___ PASSAGE TO READ

How to specify skew hints in dataset and DataFrame-based join commands

Learn how to specify skew hints in Dataset and DataFrame-based join commands in Databricks.

Written by Adam Pavlacka

Last published at: May 31st, 2022

When you perform a join command with DataFrame or Dataset objects, if you find that the query is stuck on finishing a small number of tasks due to data skew, you can specify the skew hint with the hint("skew") method: df.hint("skew"). The skew join optimization (AWS | Azure | GCP) is performed on the DataFrame for which you specify the skew hint.

In addition to the basic hint, you can specify the hint method with the following combinations of parameters: column name, list of column names, and column name and skew value.

  • DataFrame and column name. The skew join optimization is performed on the specified column of the DataFrame.
    %python
    
    df.hint("skew", "col1")
  • DataFrame and multiple columns. The skew join optimization is performed for multiple columns in the DataFrame.
    %python
    
    df.hint("skew", ["col1","col2"])
  • DataFrame, column name, and skew value. The skew join optimization is performed on the data in the column with the skew value.
    %python
    
    df.hint("skew", "col1", "value")

Example

This example shows how to specify the skew hint for multiple DataFrame objects involved in a join operation:

%scala

val joinResults = ds1.hint("skew").as("L").join(ds2.hint("skew").as("R"), $"L.col1" === $"R.col1")

______
___ PROVIDED MATERIAL

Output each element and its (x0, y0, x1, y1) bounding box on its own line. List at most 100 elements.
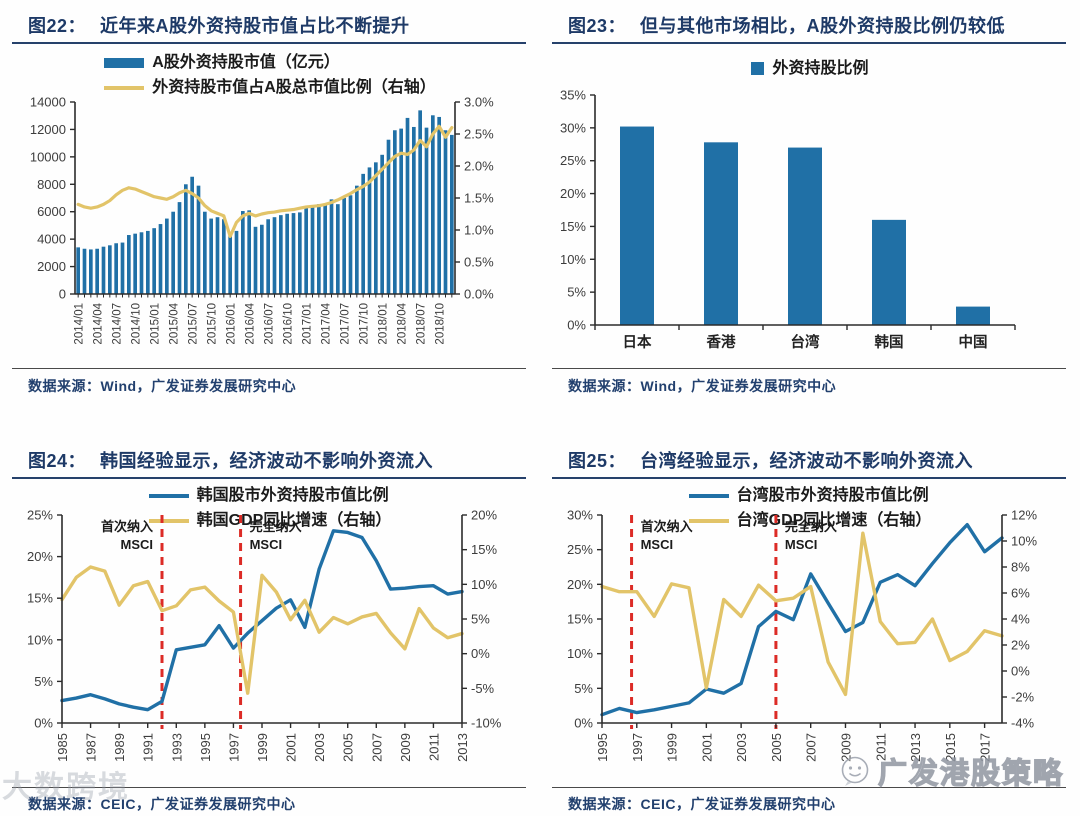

______

EXERCISE BRIEF
Translate this sentence from the page on skew hints into Spanish: "The skew join optimization is performed on the specified column of the DataFrame."

OUTPUT
La optimización de skew join se realiza en la columna especificada del DataFrame.